=== Records supplied ===

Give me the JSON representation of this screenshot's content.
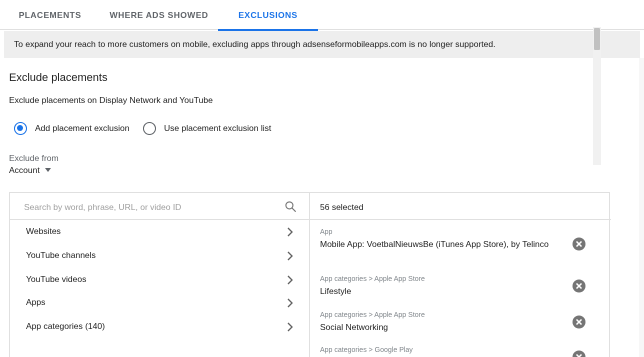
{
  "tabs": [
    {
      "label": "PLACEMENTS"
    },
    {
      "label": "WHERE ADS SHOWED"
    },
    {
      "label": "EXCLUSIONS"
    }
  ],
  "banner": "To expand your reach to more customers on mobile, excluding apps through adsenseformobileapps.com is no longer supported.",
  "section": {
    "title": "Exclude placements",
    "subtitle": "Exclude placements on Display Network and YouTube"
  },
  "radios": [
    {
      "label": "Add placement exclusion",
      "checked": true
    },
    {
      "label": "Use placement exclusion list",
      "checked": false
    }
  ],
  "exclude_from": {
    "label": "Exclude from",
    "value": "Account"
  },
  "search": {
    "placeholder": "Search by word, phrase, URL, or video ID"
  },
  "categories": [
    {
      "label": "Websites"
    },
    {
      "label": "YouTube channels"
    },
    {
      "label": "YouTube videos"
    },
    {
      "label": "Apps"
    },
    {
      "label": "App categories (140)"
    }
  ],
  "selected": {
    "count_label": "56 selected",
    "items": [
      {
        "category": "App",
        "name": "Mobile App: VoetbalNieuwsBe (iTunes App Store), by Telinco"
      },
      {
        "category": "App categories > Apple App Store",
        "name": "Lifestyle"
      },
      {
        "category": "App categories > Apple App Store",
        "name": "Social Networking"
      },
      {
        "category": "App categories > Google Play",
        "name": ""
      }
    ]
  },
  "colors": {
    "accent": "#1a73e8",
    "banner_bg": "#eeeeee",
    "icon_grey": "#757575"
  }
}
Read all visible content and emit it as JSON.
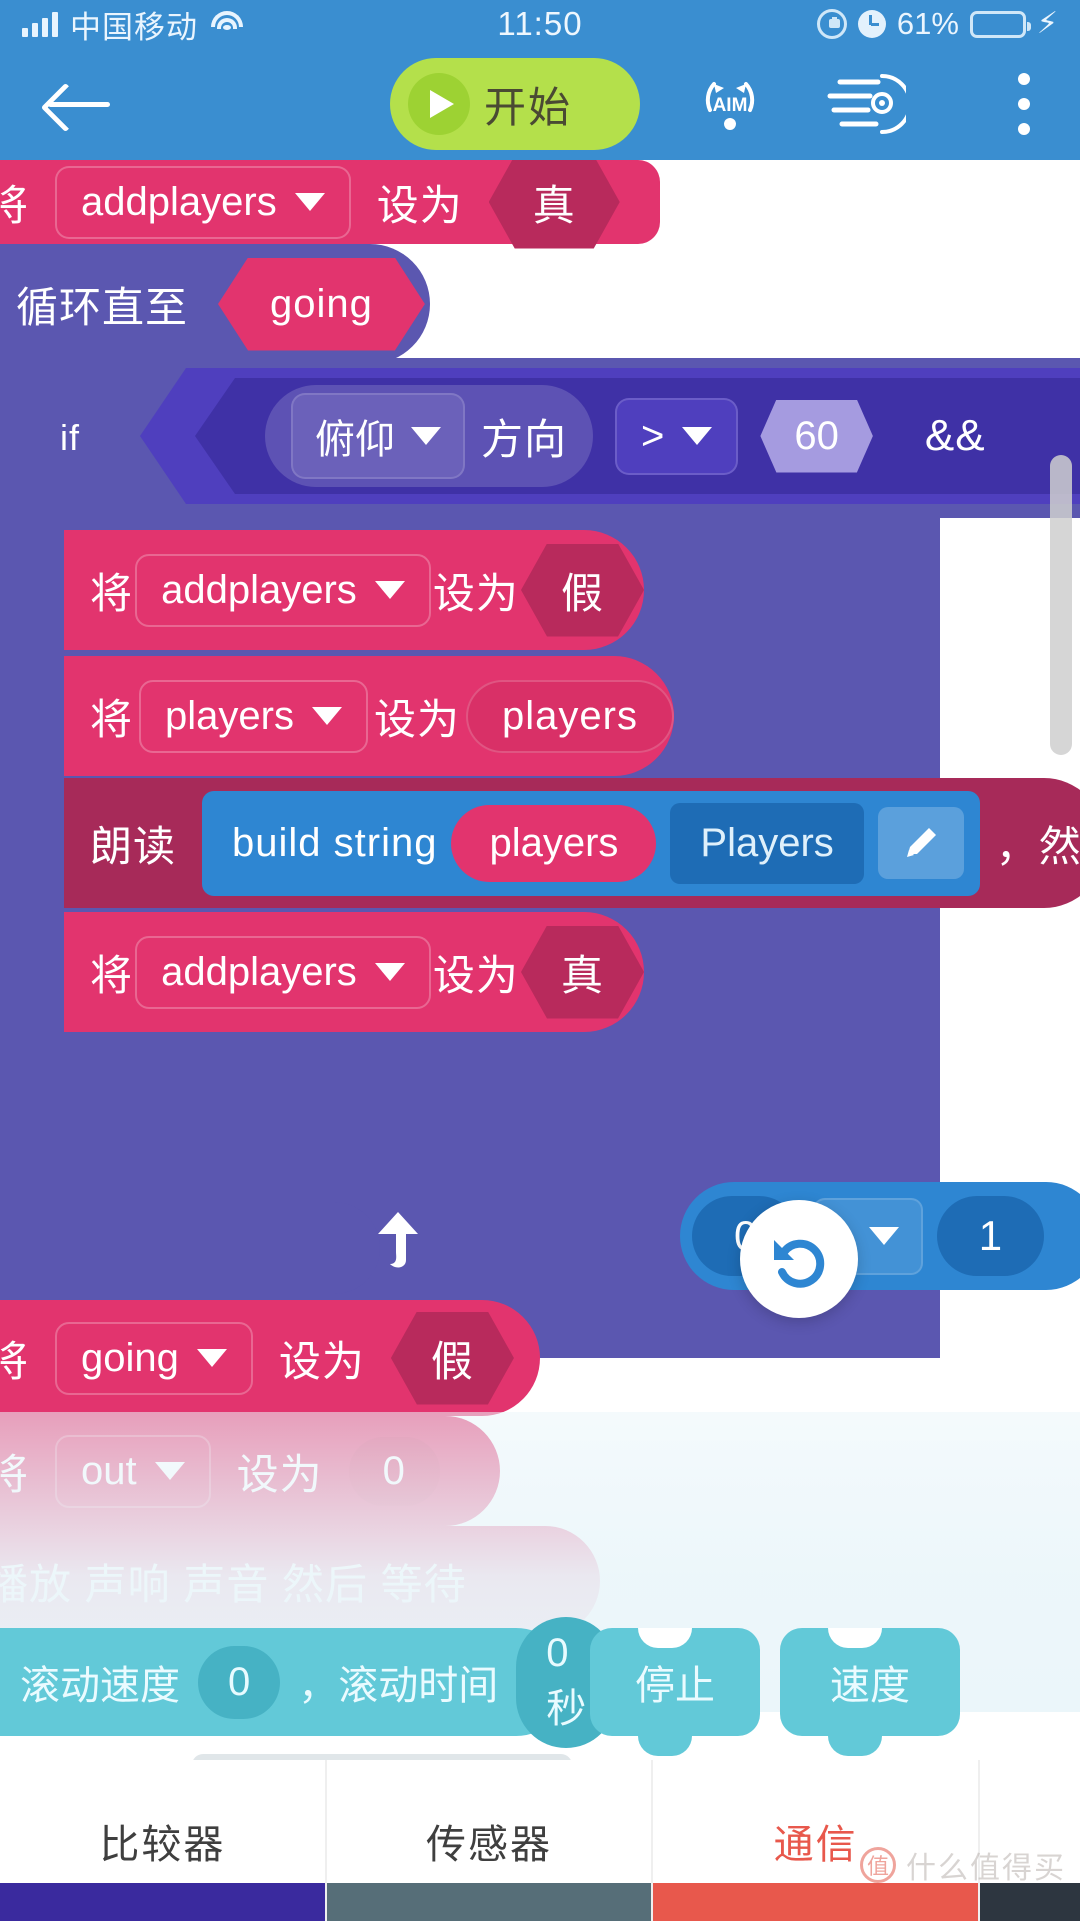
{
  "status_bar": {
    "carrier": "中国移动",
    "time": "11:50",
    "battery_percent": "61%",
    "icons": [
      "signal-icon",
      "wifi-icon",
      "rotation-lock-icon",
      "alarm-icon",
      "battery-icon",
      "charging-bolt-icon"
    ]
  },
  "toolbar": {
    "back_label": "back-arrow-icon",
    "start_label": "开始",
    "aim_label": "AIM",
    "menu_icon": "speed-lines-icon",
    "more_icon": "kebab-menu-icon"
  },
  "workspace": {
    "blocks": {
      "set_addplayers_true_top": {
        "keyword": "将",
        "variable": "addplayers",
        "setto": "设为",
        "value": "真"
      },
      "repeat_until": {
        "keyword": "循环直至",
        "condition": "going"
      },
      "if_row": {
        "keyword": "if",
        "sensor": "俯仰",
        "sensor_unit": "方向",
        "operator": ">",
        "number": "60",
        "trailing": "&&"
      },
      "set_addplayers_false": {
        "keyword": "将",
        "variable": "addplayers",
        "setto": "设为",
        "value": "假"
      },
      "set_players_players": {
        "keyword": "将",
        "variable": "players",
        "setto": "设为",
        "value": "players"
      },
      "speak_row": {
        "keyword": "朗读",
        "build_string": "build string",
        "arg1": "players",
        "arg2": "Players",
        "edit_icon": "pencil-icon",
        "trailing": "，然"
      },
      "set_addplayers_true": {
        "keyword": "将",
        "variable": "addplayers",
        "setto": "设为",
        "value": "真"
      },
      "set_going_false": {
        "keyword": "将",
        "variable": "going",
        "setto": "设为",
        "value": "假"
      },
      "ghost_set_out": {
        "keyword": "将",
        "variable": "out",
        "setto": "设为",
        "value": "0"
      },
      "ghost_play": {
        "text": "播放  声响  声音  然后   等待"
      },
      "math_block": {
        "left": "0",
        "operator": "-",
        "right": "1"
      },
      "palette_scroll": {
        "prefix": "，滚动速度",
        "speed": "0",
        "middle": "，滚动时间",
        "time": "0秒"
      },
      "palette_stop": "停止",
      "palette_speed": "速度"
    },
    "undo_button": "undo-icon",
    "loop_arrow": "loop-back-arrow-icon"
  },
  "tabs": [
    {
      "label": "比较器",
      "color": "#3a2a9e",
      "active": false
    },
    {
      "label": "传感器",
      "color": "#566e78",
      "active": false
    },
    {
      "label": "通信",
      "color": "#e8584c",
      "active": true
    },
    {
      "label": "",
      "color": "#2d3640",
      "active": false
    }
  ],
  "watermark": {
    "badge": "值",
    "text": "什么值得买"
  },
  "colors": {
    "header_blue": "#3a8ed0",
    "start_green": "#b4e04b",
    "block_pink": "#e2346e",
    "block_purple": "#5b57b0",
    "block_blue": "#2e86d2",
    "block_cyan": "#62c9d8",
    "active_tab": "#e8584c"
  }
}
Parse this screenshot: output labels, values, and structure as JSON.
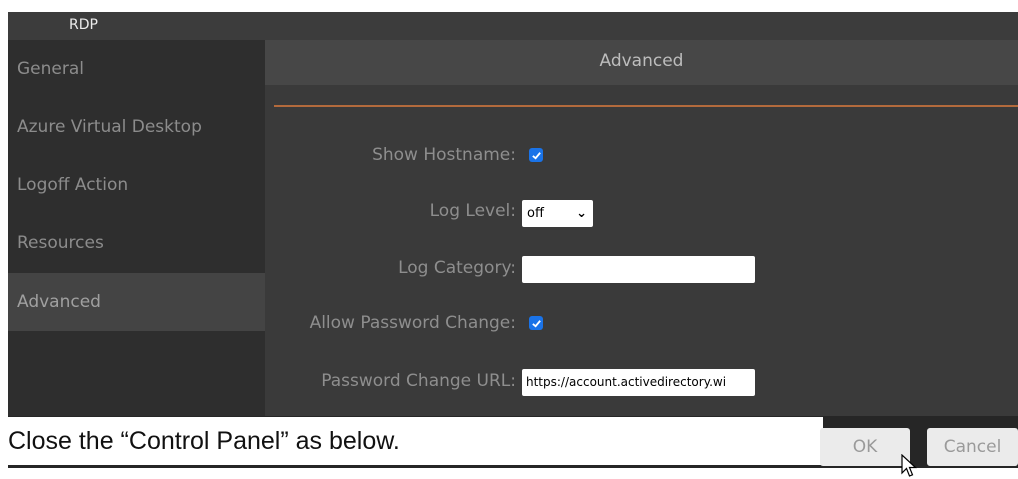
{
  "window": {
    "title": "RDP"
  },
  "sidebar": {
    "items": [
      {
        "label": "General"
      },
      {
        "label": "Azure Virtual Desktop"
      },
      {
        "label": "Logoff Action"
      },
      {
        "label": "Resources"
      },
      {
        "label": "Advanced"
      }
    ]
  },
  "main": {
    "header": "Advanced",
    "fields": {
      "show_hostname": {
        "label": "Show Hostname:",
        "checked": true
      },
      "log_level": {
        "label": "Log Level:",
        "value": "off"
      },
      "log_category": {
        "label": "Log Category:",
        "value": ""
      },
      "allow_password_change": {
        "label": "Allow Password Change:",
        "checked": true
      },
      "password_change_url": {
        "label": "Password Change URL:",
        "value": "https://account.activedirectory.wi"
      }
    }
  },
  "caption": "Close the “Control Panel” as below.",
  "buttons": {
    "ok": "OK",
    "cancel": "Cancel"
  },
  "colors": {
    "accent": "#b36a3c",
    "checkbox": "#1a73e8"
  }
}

===

Output each line of the listing above, word for word, from the one holding "Parse this screenshot: output" through the last line, both included; omit the pictures.

Written answer =>
Parse this screenshot: output labels, values, and structure as JSON.
{
  "window": {
    "title": "RDP"
  },
  "sidebar": {
    "items": [
      {
        "label": "General"
      },
      {
        "label": "Azure Virtual Desktop"
      },
      {
        "label": "Logoff Action"
      },
      {
        "label": "Resources"
      },
      {
        "label": "Advanced"
      }
    ]
  },
  "main": {
    "header": "Advanced",
    "fields": {
      "show_hostname": {
        "label": "Show Hostname:",
        "checked": true
      },
      "log_level": {
        "label": "Log Level:",
        "value": "off"
      },
      "log_category": {
        "label": "Log Category:",
        "value": ""
      },
      "allow_password_change": {
        "label": "Allow Password Change:",
        "checked": true
      },
      "password_change_url": {
        "label": "Password Change URL:",
        "value": "https://account.activedirectory.wi"
      }
    }
  },
  "caption": "Close the “Control Panel” as below.",
  "buttons": {
    "ok": "OK",
    "cancel": "Cancel"
  },
  "colors": {
    "accent": "#b36a3c",
    "checkbox": "#1a73e8"
  }
}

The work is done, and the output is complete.